■ **Input**:
----

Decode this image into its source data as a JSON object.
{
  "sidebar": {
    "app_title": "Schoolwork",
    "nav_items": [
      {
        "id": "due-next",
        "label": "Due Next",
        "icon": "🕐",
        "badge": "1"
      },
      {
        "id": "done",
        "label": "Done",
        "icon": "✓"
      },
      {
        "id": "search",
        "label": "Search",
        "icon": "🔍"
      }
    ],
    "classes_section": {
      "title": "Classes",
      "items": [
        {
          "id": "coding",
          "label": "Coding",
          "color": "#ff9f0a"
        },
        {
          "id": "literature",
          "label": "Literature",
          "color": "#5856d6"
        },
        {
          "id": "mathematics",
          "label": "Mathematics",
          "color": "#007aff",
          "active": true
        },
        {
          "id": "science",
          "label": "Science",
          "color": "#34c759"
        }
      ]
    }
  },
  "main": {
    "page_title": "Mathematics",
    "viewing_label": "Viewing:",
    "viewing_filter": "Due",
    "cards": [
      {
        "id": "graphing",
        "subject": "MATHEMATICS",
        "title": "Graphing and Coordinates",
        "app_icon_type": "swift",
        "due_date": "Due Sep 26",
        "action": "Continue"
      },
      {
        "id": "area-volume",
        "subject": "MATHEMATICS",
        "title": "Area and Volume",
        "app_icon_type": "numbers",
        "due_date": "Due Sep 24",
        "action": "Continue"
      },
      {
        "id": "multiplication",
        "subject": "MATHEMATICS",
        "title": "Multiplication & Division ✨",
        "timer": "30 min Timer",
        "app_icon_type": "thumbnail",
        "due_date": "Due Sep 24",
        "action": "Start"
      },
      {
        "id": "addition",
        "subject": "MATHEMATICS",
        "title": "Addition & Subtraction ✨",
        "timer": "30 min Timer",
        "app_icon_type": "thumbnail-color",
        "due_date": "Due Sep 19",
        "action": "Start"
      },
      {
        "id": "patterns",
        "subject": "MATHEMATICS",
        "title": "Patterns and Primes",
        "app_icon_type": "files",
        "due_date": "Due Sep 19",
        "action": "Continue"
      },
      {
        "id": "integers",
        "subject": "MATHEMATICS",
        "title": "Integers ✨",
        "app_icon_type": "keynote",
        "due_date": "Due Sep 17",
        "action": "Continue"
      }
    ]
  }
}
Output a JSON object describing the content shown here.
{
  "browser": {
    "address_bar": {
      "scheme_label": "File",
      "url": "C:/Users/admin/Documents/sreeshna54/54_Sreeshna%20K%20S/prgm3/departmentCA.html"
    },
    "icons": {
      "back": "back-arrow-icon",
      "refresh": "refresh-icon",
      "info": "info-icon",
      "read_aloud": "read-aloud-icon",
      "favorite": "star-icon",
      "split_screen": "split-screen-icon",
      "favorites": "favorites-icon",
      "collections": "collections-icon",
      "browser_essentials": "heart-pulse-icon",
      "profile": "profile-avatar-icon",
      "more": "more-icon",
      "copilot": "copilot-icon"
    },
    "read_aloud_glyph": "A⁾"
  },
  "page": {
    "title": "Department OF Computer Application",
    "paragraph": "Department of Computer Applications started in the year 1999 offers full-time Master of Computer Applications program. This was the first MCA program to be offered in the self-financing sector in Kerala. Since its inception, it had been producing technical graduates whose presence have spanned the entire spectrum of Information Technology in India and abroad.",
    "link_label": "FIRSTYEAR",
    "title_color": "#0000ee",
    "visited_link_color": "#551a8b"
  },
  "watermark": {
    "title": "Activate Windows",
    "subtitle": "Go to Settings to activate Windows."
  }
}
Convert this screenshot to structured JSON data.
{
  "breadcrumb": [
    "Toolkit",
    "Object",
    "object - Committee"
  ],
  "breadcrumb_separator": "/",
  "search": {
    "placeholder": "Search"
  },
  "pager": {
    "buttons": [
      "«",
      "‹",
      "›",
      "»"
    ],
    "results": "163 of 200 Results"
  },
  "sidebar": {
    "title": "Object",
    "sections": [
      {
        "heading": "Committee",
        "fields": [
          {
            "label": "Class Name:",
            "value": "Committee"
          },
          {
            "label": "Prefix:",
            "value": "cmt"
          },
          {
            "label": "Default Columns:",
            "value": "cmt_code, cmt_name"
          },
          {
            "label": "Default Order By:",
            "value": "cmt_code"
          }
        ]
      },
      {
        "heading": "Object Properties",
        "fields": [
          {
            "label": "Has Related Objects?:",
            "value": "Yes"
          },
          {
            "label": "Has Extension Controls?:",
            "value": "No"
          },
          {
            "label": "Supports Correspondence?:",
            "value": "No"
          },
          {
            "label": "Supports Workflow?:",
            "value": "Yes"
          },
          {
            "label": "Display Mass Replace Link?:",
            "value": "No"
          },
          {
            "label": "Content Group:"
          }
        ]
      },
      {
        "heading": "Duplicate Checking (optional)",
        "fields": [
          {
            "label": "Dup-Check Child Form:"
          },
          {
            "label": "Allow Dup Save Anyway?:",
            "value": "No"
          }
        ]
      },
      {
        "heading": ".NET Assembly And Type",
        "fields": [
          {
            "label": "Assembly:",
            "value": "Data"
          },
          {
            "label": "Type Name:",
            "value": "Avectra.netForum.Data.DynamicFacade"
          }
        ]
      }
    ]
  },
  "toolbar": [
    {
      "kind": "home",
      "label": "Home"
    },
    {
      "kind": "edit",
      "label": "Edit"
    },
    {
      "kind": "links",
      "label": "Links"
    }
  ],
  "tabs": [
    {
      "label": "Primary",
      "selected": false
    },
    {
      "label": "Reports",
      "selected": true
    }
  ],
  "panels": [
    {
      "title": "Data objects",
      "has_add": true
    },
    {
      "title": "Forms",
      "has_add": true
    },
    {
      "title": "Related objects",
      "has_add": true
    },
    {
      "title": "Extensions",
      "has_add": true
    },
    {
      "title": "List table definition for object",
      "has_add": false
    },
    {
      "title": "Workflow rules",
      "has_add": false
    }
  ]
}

----

■ **Task**:
Reply with one number only: how many lines of the listing hold "heading"?

■ **Answer to the exercise**:
4